> [Your goal] Give back each entry unchanged, minus pictures.

★ ★ ★ ★ ★ ★ ★

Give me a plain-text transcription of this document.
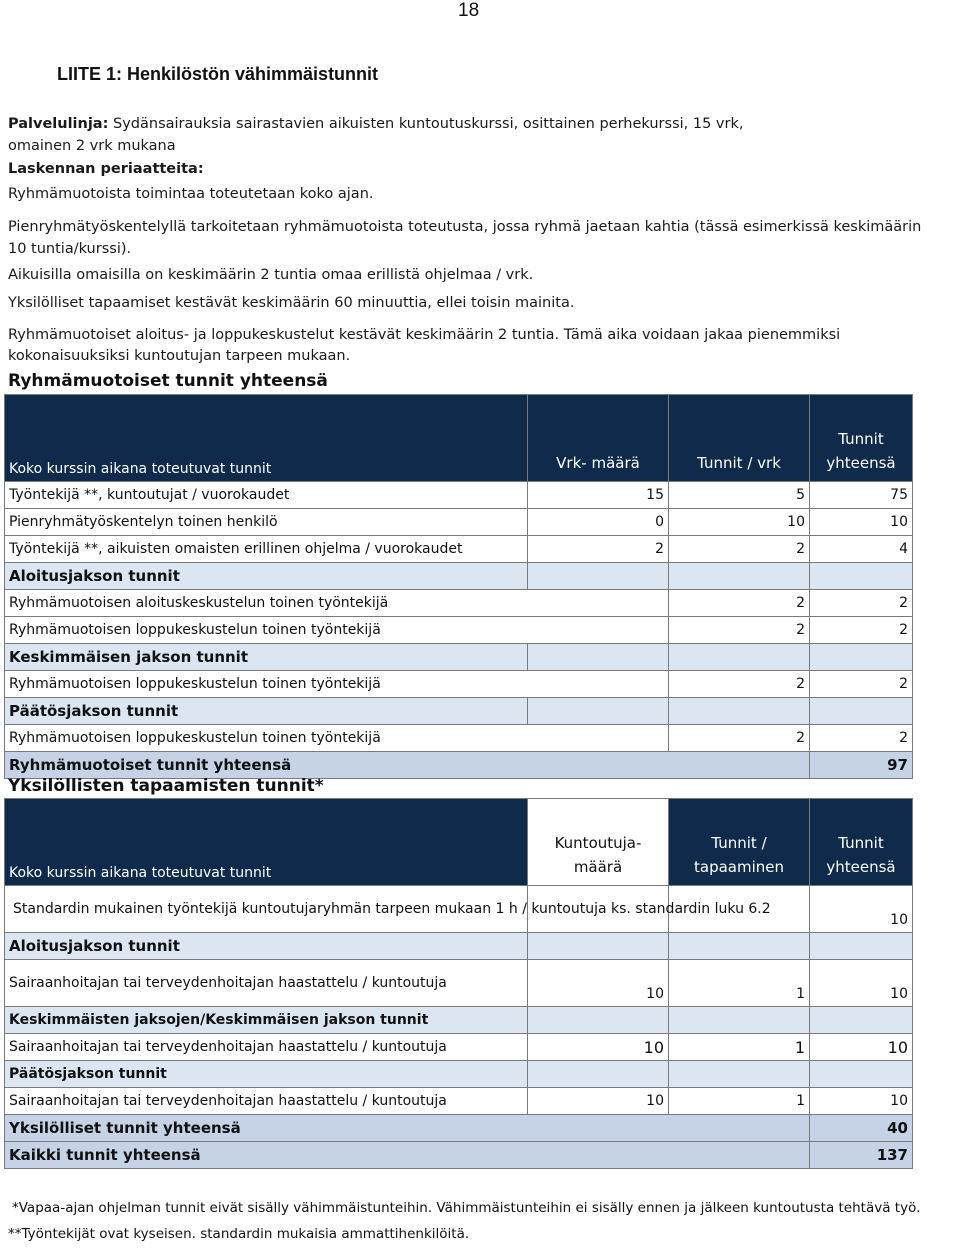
18
LIITE 1: Henkilöstön vähimmäistunnit
Palvelulinja: Sydänsairauksia sairastavien aikuisten kuntoutuskurssi, osittainen perhekurssi, 15 vrk,
omainen 2 vrk mukana
Laskennan periaatteita:
Ryhmämuotoista toimintaa toteutetaan koko ajan.
Pienryhmätyöskentelyllä tarkoitetaan ryhmämuotoista toteutusta, jossa ryhmä jaetaan kahtia (tässä esimerkissä keskimäärin
10 tuntia/kurssi).
Aikuisilla omaisilla on keskimäärin 2 tuntia omaa erillistä ohjelmaa / vrk.
Yksilölliset tapaamiset kestävät keskimäärin 60 minuuttia, ellei toisin mainita.
Ryhmämuotoiset aloitus- ja loppukeskustelut kestävät keskimäärin 2 tuntia. Tämä aika voidaan jakaa pienemmiksi
kokonaisuuksiksi kuntoutujan tarpeen mukaan.
Ryhmämuotoiset tunnit yhteensä
Koko kurssin aikana toteutuvat tunnit	Vrk- määrä	Tunnit / vrk	Tunnit yhteensä
Työntekijä **, kuntoutujat / vuorokaudet	15	5	75
Pienryhmätyöskentelyn toinen henkilö	0	10	10
Työntekijä **, aikuisten omaisten erillinen ohjelma / vuorokaudet	2	2	4
Aloitusjakson tunnit			
Ryhmämuotoisen aloituskeskustelun toinen työntekijä		2	2
Ryhmämuotoisen loppukeskustelun toinen työntekijä		2	2
Keskimmäisen jakson tunnit			
Ryhmämuotoisen loppukeskustelun toinen työntekijä		2	2
Päätösjakson tunnit			
Ryhmämuotoisen loppukeskustelun toinen työntekijä		2	2
Ryhmämuotoiset tunnit yhteensä			97
Yksilöllisten tapaamisten tunnit*
Koko kurssin aikana toteutuvat tunnit	Kuntoutuja- määrä	Tunnit / tapaaminen	Tunnit yhteensä
Standardin mukainen työntekijä kuntoutujaryhmän tarpeen mukaan 1 h / kuntoutuja ks. standardin luku 6.2			10
Aloitusjakson tunnit			
Sairaanhoitajan tai terveydenhoitajan haastattelu / kuntoutuja	10	1	10
Keskimmäisten jaksojen/Keskimmäisen jakson tunnit			
Sairaanhoitajan tai terveydenhoitajan haastattelu / kuntoutuja	10	1	10
Päätösjakson tunnit			
Sairaanhoitajan tai terveydenhoitajan haastattelu / kuntoutuja	10	1	10
Yksilölliset tunnit yhteensä			40
Kaikki tunnit yhteensä			137
*Vapaa-ajan ohjelman tunnit eivät sisälly vähimmäistunteihin. Vähimmäistunteihin ei sisälly ennen ja jälkeen kuntoutusta tehtävä työ.
**Työntekijät ovat kyseisen. standardin mukaisia ammattihenkilöitä.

★ ★ ★ ★ ★ ★ ★

> [Response]
Give me a plain-text transcription of this document.
18
LIITE 1: Henkilöstön vähimmäistunnit
Palvelulinja: Sydänsairauksia sairastavien aikuisten kuntoutuskurssi, osittainen perhekurssi, 15 vrk,
omainen 2 vrk mukana
Laskennan periaatteita:
Ryhmämuotoista toimintaa toteutetaan koko ajan.
Pienryhmätyöskentelyllä tarkoitetaan ryhmämuotoista toteutusta, jossa ryhmä jaetaan kahtia (tässä esimerkissä keskimäärin
10 tuntia/kurssi).
Aikuisilla omaisilla on keskimäärin 2 tuntia omaa erillistä ohjelmaa / vrk.
Yksilölliset tapaamiset kestävät keskimäärin 60 minuuttia, ellei toisin mainita.
Ryhmämuotoiset aloitus- ja loppukeskustelut kestävät keskimäärin 2 tuntia. Tämä aika voidaan jakaa pienemmiksi
kokonaisuuksiksi kuntoutujan tarpeen mukaan.
Ryhmämuotoiset tunnit yhteensä
Koko kurssin aikana toteutuvat tunnit	Vrk- määrä	Tunnit / vrk	Tunnit yhteensä
Työntekijä **, kuntoutujat / vuorokaudet	15	5	75
Pienryhmätyöskentelyn toinen henkilö	0	10	10
Työntekijä **, aikuisten omaisten erillinen ohjelma / vuorokaudet	2	2	4
Aloitusjakson tunnit			
Ryhmämuotoisen aloituskeskustelun toinen työntekijä		2	2
Ryhmämuotoisen loppukeskustelun toinen työntekijä		2	2
Keskimmäisen jakson tunnit			
Ryhmämuotoisen loppukeskustelun toinen työntekijä		2	2
Päätösjakson tunnit			
Ryhmämuotoisen loppukeskustelun toinen työntekijä		2	2
Ryhmämuotoiset tunnit yhteensä			97
Yksilöllisten tapaamisten tunnit*
Koko kurssin aikana toteutuvat tunnit	Kuntoutuja- määrä	Tunnit / tapaaminen	Tunnit yhteensä
Standardin mukainen työntekijä kuntoutujaryhmän tarpeen mukaan 1 h / kuntoutuja ks. standardin luku 6.2			10
Aloitusjakson tunnit			
Sairaanhoitajan tai terveydenhoitajan haastattelu / kuntoutuja	10	1	10
Keskimmäisten jaksojen/Keskimmäisen jakson tunnit			
Sairaanhoitajan tai terveydenhoitajan haastattelu / kuntoutuja	10	1	10
Päätösjakson tunnit			
Sairaanhoitajan tai terveydenhoitajan haastattelu / kuntoutuja	10	1	10
Yksilölliset tunnit yhteensä			40
Kaikki tunnit yhteensä			137
*Vapaa-ajan ohjelman tunnit eivät sisälly vähimmäistunteihin. Vähimmäistunteihin ei sisälly ennen ja jälkeen kuntoutusta tehtävä työ.
**Työntekijät ovat kyseisen. standardin mukaisia ammattihenkilöitä.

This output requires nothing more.